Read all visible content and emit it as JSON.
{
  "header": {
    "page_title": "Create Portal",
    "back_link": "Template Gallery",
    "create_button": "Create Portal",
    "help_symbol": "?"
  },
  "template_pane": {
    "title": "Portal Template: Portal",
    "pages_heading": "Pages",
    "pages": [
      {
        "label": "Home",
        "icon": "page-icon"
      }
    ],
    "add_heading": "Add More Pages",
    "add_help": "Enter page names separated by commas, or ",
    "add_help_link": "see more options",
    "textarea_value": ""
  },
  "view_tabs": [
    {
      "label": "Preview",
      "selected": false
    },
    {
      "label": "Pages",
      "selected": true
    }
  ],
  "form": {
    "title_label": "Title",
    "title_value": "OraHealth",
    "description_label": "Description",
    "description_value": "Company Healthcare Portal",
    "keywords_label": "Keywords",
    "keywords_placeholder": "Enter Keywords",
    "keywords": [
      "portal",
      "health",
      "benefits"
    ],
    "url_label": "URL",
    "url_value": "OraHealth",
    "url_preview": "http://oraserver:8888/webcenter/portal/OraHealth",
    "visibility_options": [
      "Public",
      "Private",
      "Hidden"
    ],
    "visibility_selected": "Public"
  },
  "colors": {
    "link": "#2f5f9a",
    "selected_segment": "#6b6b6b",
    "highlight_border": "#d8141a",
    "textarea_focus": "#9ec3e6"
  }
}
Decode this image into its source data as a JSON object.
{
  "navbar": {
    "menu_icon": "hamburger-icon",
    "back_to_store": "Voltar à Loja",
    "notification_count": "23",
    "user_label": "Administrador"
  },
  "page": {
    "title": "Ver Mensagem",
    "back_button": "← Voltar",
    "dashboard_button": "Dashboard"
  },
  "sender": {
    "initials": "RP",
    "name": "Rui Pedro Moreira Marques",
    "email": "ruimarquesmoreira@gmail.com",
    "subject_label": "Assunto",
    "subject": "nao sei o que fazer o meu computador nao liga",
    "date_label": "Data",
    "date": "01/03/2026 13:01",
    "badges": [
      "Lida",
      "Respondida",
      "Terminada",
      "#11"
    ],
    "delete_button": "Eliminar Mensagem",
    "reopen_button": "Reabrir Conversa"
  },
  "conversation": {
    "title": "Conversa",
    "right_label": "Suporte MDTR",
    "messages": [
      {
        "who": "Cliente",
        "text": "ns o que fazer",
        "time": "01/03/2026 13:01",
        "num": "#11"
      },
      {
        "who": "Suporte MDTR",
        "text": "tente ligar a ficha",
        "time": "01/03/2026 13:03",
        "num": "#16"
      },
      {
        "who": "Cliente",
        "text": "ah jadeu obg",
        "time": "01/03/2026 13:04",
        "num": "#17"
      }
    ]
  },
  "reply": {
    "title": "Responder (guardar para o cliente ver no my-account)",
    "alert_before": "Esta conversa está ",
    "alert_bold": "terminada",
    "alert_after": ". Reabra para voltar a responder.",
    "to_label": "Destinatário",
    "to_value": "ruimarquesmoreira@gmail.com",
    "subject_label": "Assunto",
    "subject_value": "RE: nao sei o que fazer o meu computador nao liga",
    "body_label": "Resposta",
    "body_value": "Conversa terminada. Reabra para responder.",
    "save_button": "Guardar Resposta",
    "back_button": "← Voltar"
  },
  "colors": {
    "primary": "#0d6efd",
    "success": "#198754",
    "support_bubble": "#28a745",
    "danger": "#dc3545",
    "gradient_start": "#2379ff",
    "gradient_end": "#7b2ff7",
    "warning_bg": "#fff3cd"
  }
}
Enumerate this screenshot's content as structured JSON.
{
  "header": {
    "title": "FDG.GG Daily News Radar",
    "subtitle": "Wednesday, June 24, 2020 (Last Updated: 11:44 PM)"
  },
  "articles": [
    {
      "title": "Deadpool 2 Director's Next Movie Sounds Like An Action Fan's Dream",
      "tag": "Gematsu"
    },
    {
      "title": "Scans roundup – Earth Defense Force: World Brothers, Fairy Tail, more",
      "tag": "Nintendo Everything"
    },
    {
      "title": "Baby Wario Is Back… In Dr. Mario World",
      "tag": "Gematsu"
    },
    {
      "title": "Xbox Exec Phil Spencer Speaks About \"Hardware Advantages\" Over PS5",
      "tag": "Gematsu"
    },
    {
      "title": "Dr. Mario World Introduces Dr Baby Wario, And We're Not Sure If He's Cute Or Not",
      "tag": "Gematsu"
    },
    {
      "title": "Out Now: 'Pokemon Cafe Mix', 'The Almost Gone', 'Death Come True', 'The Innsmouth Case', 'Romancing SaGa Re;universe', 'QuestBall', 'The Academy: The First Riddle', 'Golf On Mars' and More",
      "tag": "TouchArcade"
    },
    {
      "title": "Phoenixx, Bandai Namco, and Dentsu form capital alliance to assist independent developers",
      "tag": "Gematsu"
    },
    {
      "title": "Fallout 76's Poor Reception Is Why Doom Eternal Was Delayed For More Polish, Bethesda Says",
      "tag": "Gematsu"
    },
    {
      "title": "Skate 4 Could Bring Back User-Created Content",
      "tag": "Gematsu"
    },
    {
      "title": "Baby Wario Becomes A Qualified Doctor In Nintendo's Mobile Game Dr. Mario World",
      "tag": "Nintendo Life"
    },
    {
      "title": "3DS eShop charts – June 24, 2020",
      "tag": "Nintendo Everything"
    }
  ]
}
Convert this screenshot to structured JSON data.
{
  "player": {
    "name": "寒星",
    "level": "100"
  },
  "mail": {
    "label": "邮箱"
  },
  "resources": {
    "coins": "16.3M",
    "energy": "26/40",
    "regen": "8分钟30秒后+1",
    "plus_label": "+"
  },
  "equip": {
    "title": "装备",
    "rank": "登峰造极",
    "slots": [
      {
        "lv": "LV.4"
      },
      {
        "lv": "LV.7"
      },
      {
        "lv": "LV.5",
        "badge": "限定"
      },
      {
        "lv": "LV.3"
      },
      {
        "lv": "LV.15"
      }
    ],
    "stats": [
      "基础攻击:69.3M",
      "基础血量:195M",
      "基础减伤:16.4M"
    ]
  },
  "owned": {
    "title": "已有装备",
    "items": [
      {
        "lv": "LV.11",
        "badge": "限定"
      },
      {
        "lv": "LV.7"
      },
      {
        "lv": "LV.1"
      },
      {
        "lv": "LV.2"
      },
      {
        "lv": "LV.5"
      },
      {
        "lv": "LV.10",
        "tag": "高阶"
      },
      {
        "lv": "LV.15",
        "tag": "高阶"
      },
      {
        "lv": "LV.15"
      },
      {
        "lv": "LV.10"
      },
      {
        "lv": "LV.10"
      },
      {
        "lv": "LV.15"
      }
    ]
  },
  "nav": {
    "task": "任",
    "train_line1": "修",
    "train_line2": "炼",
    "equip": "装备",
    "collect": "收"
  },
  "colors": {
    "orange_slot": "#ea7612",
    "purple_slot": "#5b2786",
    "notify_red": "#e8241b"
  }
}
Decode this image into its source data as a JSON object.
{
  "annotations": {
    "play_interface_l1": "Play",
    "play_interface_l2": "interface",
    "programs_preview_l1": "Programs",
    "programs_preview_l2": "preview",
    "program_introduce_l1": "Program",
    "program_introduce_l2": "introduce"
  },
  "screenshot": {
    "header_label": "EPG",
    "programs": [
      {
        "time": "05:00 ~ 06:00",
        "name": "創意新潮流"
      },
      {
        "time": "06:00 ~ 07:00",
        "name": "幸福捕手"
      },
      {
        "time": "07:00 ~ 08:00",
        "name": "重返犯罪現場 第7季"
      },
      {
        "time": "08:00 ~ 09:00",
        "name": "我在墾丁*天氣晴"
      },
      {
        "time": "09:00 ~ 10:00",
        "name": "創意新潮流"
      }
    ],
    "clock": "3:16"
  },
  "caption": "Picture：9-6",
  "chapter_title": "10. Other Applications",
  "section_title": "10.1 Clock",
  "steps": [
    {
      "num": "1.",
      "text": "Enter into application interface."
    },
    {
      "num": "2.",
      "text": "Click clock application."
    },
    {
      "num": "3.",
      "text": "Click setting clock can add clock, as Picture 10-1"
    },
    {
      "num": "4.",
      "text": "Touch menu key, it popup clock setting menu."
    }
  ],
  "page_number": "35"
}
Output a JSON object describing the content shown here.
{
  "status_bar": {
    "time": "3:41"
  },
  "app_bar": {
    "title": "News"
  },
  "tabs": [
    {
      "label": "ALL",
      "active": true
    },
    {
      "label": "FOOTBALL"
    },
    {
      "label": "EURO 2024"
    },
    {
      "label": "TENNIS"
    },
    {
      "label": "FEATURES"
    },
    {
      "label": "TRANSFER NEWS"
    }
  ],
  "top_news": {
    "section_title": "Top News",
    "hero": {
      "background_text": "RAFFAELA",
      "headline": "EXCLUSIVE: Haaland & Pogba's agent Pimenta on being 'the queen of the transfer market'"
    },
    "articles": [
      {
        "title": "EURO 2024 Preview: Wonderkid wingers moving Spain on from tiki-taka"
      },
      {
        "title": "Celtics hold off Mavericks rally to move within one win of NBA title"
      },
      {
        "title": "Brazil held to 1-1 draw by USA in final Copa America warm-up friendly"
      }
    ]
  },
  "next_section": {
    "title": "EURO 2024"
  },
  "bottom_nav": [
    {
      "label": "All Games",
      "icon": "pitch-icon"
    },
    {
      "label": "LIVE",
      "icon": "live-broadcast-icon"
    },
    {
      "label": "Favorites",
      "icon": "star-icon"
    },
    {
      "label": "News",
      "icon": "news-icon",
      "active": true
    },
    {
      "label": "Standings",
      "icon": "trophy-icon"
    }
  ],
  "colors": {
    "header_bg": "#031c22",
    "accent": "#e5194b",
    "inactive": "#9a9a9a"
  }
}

--*--

[WHAT YOU SHOULD DO] Pull every line holding "time" out of the records.

[ANSWER TO THIS TASK]
        "time": "01/03/2026 13:01",
        "time": "01/03/2026 13:03",
        "time": "01/03/2026 13:04",
        "time": "05:00 ~ 06:00",
        "time": "06:00 ~ 07:00",
        "time": "07:00 ~ 08:00",
        "time": "08:00 ~ 09:00",
        "time": "09:00 ~ 10:00",
    "time": "3:41"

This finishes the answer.